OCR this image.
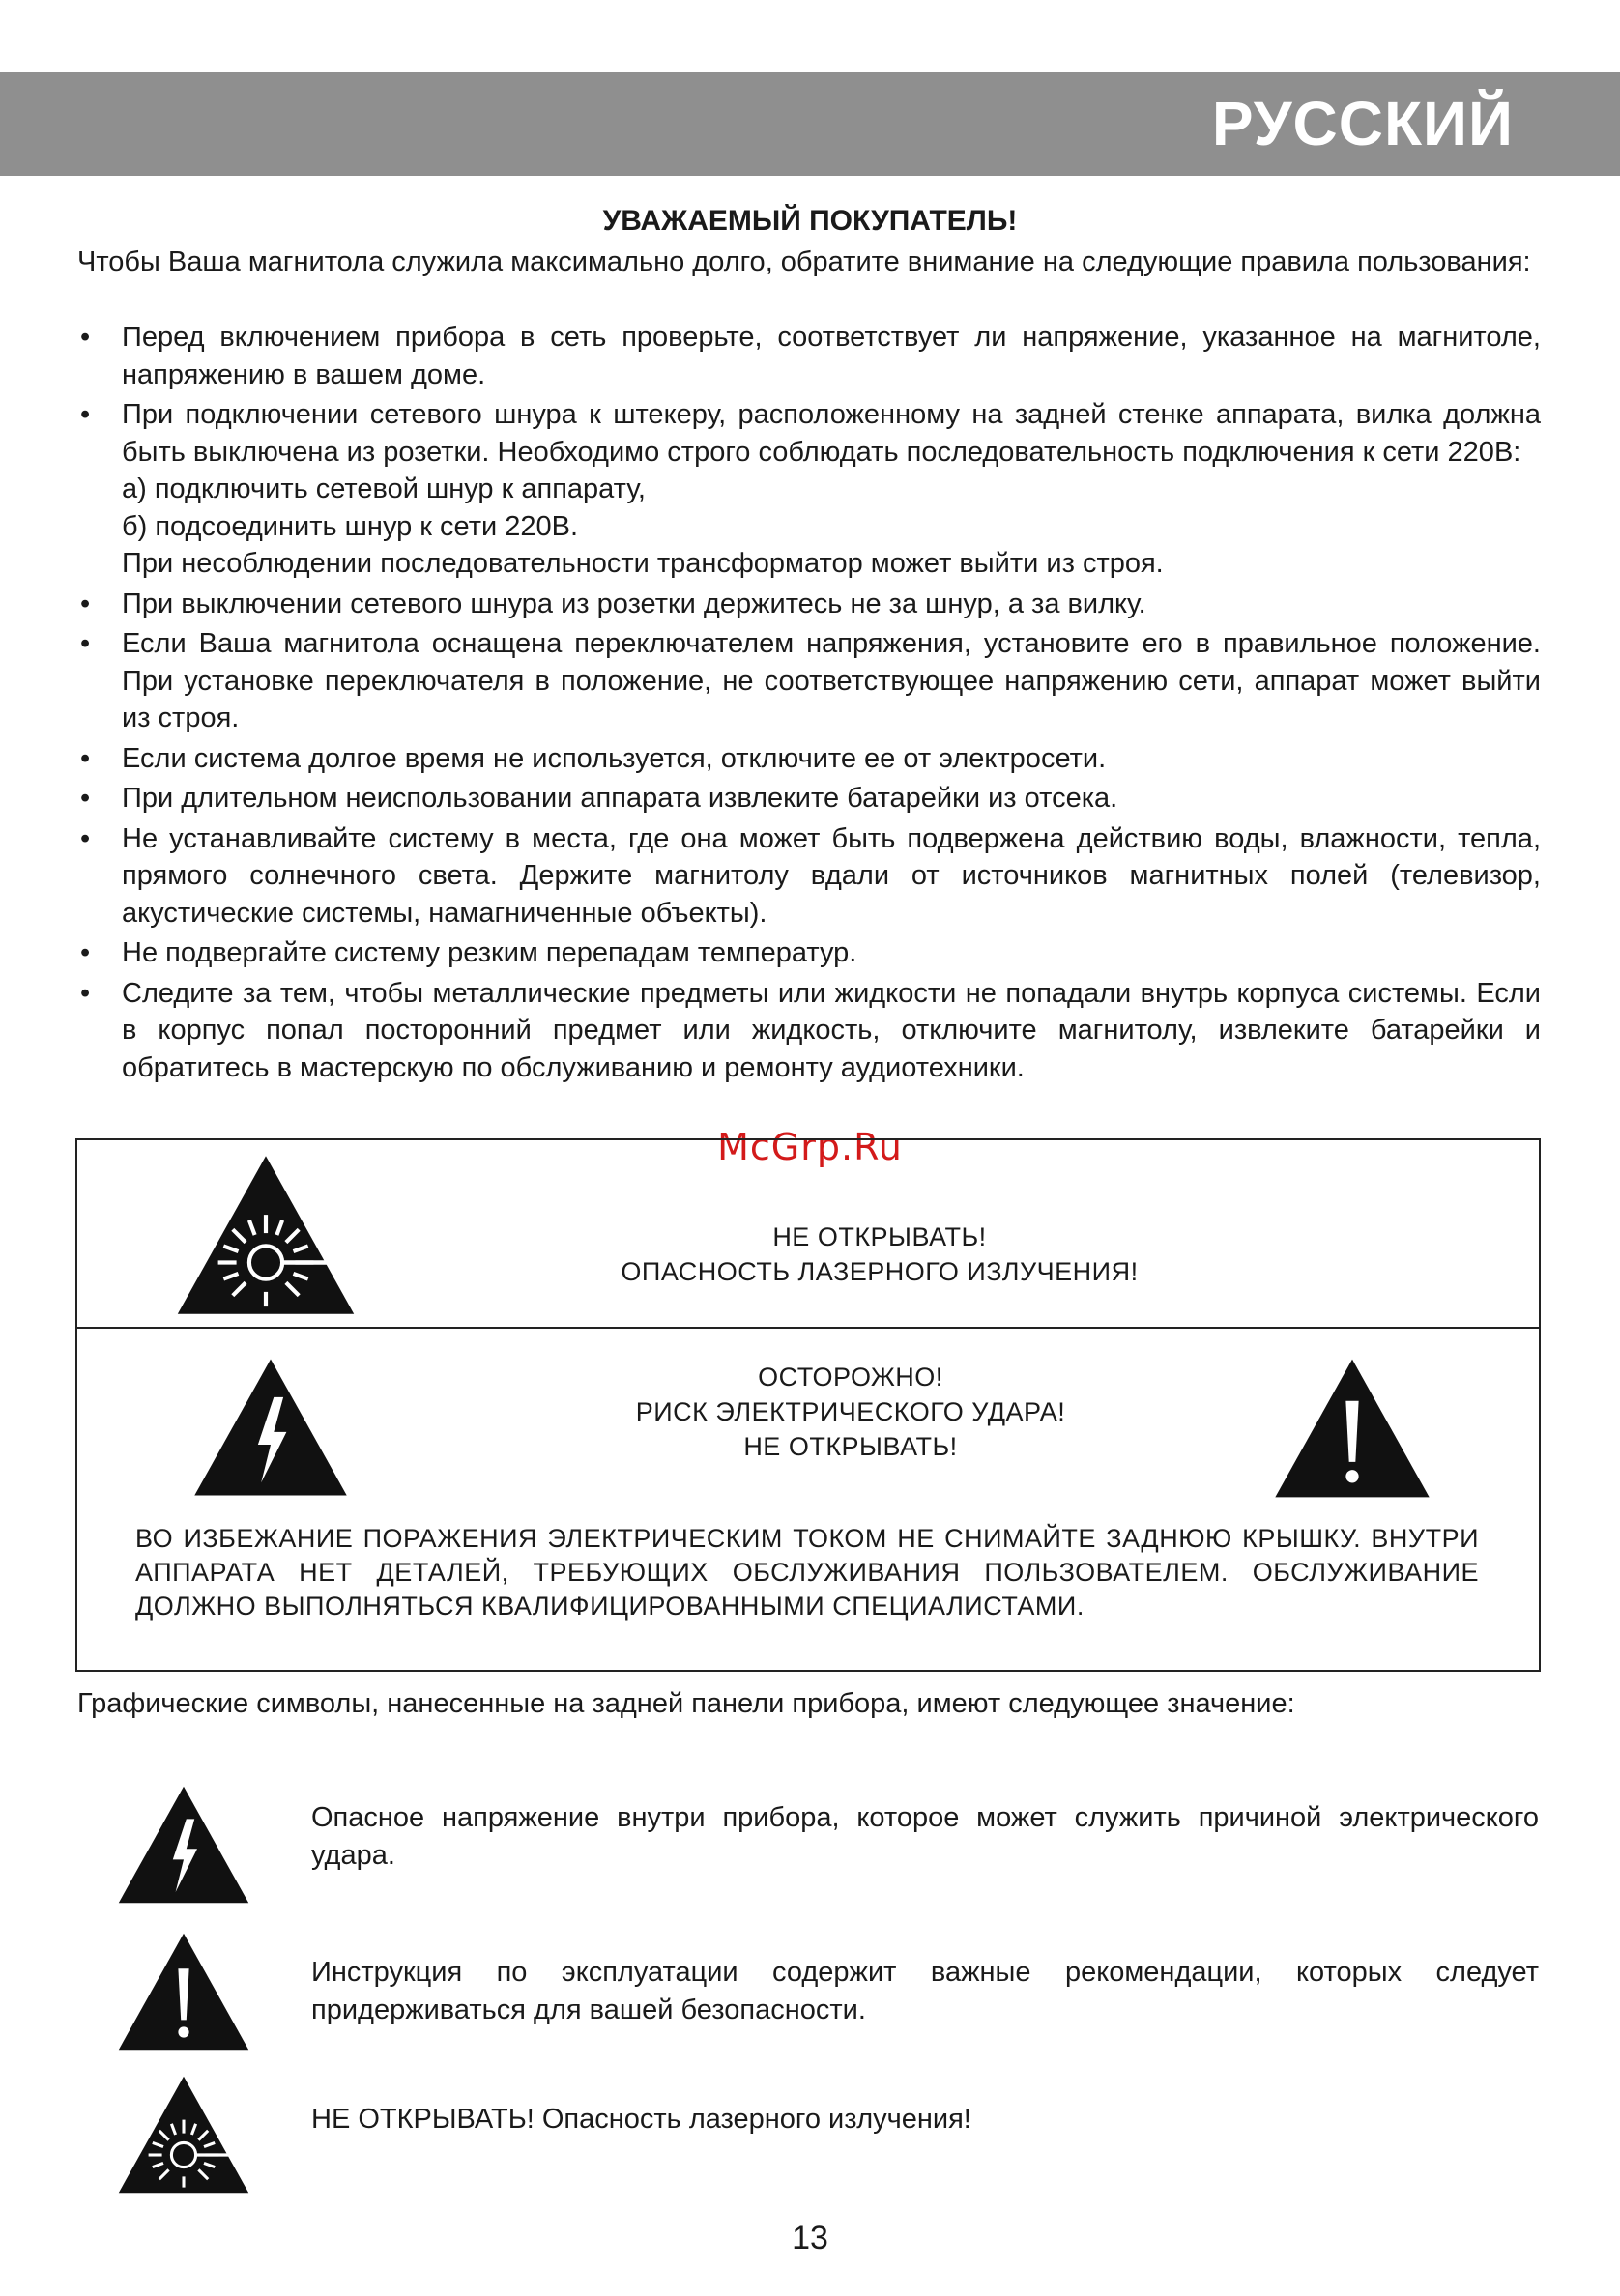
РУССКИЙ
УВАЖАЕМЫЙ ПОКУПАТЕЛЬ!
Чтобы Ваша магнитола служила максимально долго, обратите внимание на следующие правила пользования:
• Перед включением прибора в сеть проверьте, соответствует ли напряжение, указанное на магнитоле, напряжению в вашем доме.
• При подключении сетевого шнура к штекеру, расположенному на задней стенке аппарата, вилка должна быть выключена из розетки. Необходимо строго соблюдать последовательность подключения к сети 220В:
а) подключить сетевой шнур к аппарату,
б) подсоединить шнур к сети 220В.
При несоблюдении последовательности трансформатор может выйти из строя.
• При выключении сетевого шнура из розетки держитесь не за шнур, а за вилку.
• Если Ваша магнитола оснащена переключателем напряжения, установите его в правильное положение. При установке переключателя в положение, не соответствующее напряжению сети, аппарат может выйти из строя.
• Если система долгое время не используется, отключите ее от электросети.
• При длительном неиспользовании аппарата извлеките батарейки из отсека.
• Не устанавливайте систему в места, где она может быть подвержена действию воды, влажности, тепла, прямого солнечного света. Держите магнитолу вдали от источников магнитных полей (телевизор, акустические системы, намагниченные объекты).
• Не подвергайте систему резким перепадам температур.
• Следите за тем, чтобы металлические предметы или жидкости не попадали внутрь корпуса системы. Если в корпус попал посторонний предмет или жидкость, отключите магнитолу, извлеките батарейки и обратитесь в мастерскую по обслуживанию и ремонту аудиотехники.
McGrp.Ru
НЕ ОТКРЫВАТЬ!
ОПАСНОСТЬ ЛАЗЕРНОГО ИЗЛУЧЕНИЯ!
ОСТОРОЖНО!
РИСК ЭЛЕКТРИЧЕСКОГО УДАРА!
НЕ ОТКРЫВАТЬ!
ВО ИЗБЕЖАНИЕ ПОРАЖЕНИЯ ЭЛЕКТРИЧЕСКИМ ТОКОМ НЕ СНИМАЙТЕ ЗАДНЮЮ КРЫШКУ. ВНУТРИ АППАРАТА НЕТ ДЕТАЛЕЙ, ТРЕБУЮЩИХ ОБСЛУЖИВАНИЯ ПОЛЬЗОВАТЕЛЕМ. ОБСЛУЖИВАНИЕ ДОЛЖНО ВЫПОЛНЯТЬСЯ КВАЛИФИЦИРОВАННЫМИ СПЕЦИАЛИСТАМИ.
Графические символы, нанесенные на задней панели прибора, имеют следующее значение:
Опасное напряжение внутри прибора, которое может служить причиной электрического удара.
Инструкция по эксплуатации содержит важные рекомендации, которых следует придерживаться для вашей безопасности.
НЕ ОТКРЫВАТЬ! Опасность лазерного излучения!
13
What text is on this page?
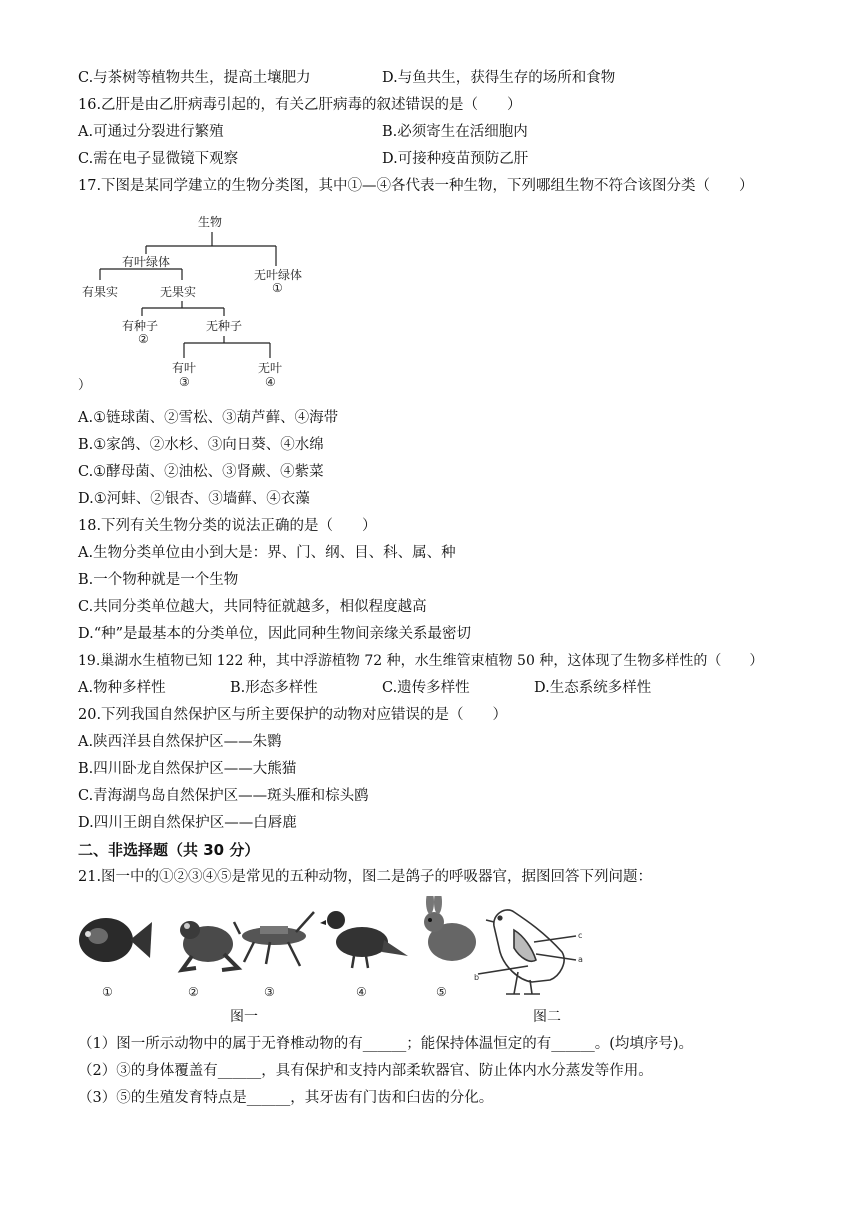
C.与茶树等植物共生，提高土壤肥力	D.与鱼共生，获得生存的场所和食物
16.乙肝是由乙肝病毒引起的，有关乙肝病毒的叙述错误的是（　　）
A.可通过分裂进行繁殖	B.必须寄生在活细胞内
C.需在电子显微镜下观察	D.可接种疫苗预防乙肝
17.下图是某同学建立的生物分类图，其中①—④各代表一种生物，下列哪组生物不符合该图分类（　　）
生物
有叶绿体
无叶绿体
①
有果实	无果实
有种子
②
无种子
有叶
③
无叶
④
）
A.①链球菌、②雪松、③葫芦藓、④海带
B.①家鸽、②水杉、③向日葵、④水绵
C.①酵母菌、②油松、③肾蕨、④紫菜
D.①河蚌、②银杏、③墙藓、④衣藻
18.下列有关生物分类的说法正确的是（　　）
A.生物分类单位由小到大是：界、门、纲、目、科、属、种
B.一个物种就是一个生物
C.共同分类单位越大，共同特征就越多，相似程度越高
D.“种”是最基本的分类单位，因此同种生物间亲缘关系最密切
19.巢湖水生植物已知 122 种，其中浮游植物 72 种，水生维管束植物 50 种，这体现了生物多样性的（　　）
A.物种多样性	B.形态多样性	C.遗传多样性	D.生态系统多样性
20.下列我国自然保护区与所主要保护的动物对应错误的是（　　）
A.陕西洋县自然保护区——朱鹮
B.四川卧龙自然保护区——大熊猫
C.青海湖鸟岛自然保护区——斑头雁和棕头鸥
D.四川王朗自然保护区——白唇鹿
二、非选择题（共 30 分）
21.图一中的①②③④⑤是常见的五种动物，图二是鸽子的呼吸器官，据图回答下列问题：
c
a
b
①	②	③	④	⑤
图一	图二
（1）图一所示动物中的属于无脊椎动物的有______；能保持体温恒定的有______。(均填序号)。
（2）③的身体覆盖有______，具有保护和支持内部柔软器官、防止体内水分蒸发等作用。
（3）⑤的生殖发育特点是______，其牙齿有门齿和臼齿的分化。
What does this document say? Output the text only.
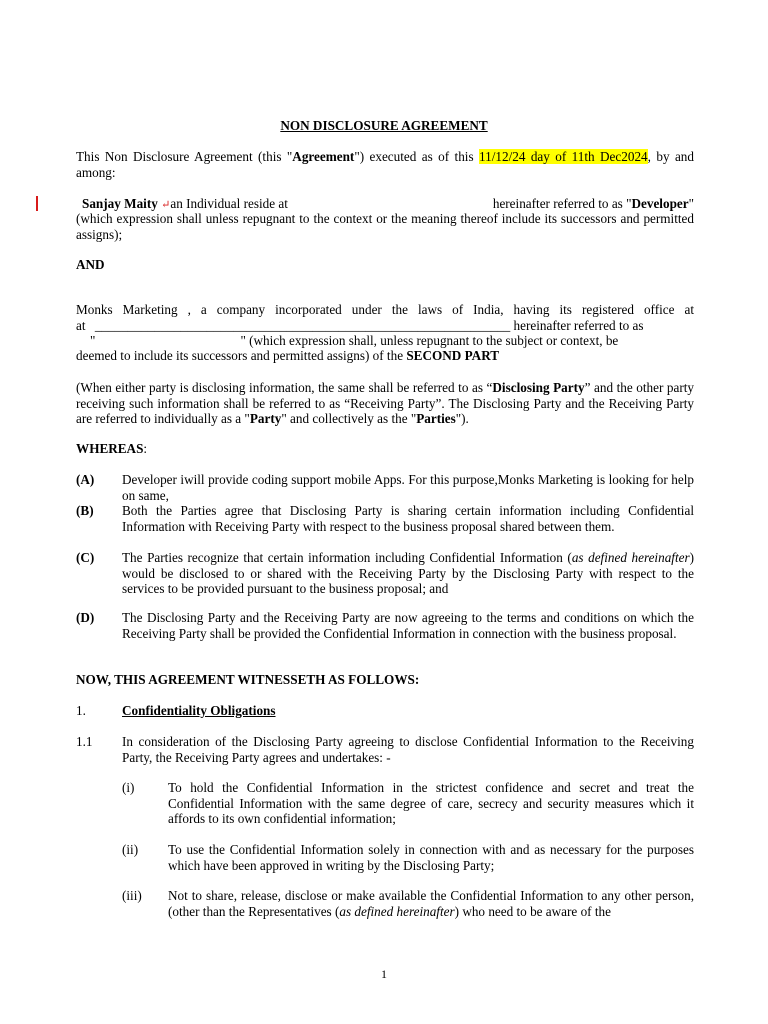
NON DISCLOSURE AGREEMENT
This Non Disclosure Agreement (this "Agreement") executed as of this 11/12/24 day of 11th Dec2024, by and among:
Sanjay Maity ↵an Individual reside at	hereinafter referred to as "Developer"
(which expression shall unless repugnant to the context or the meaning thereof include its successors and permitted assigns);
AND
Monks Marketing , a company incorporated under the laws of India, having its registered office at
at _______________________________________________________________ hereinafter referred to as
"                                            " (which expression shall, unless repugnant to the subject or context, be
deemed to include its successors and permitted assigns) of the SECOND PART
(When either party is disclosing information, the same shall be referred to as “Disclosing Party” and the other party receiving such information shall be referred to as “Receiving Party”. The Disclosing Party and the Receiving Party are referred to individually as a "Party" and collectively as the "Parties").
WHEREAS:
(A)	Developer iwill provide coding support mobile Apps. For this purpose,Monks Marketing is looking for help on same,
(B)	Both the Parties agree that Disclosing Party is sharing certain information including Confidential Information with Receiving Party with respect to the business proposal shared between them.
(C)	The Parties recognize that certain information including Confidential Information (as defined hereinafter) would be disclosed to or shared with the Receiving Party by the Disclosing Party with respect to the services to be provided pursuant to the business proposal; and
(D)	The Disclosing Party and the Receiving Party are now agreeing to the terms and conditions on which the Receiving Party shall be provided the Confidential Information in connection with the business proposal.
NOW, THIS AGREEMENT WITNESSETH AS FOLLOWS:
1.	Confidentiality Obligations
1.1	In consideration of the Disclosing Party agreeing to disclose Confidential Information to the Receiving Party, the Receiving Party agrees and undertakes: -
(i)	To hold the Confidential Information in the strictest confidence and secret and treat the Confidential Information with the same degree of care, secrecy and security measures which it affords to its own confidential information;
(ii)	To use the Confidential Information solely in connection with and as necessary for the purposes which have been approved in writing by the Disclosing Party;
(iii)	Not to share, release, disclose or make available the Confidential Information to any other person, (other than the Representatives (as defined hereinafter) who need to be aware of the
1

TASK INSTRUCTIONS:
Identify each line in the records above that contains the word "include", and copy it out in full.

EXPECTED OUTPUT:
(which expression shall unless repugnant to the context or the meaning thereof include its successors and permitted assigns);
deemed to include its successors and permitted assigns) of the SECOND PART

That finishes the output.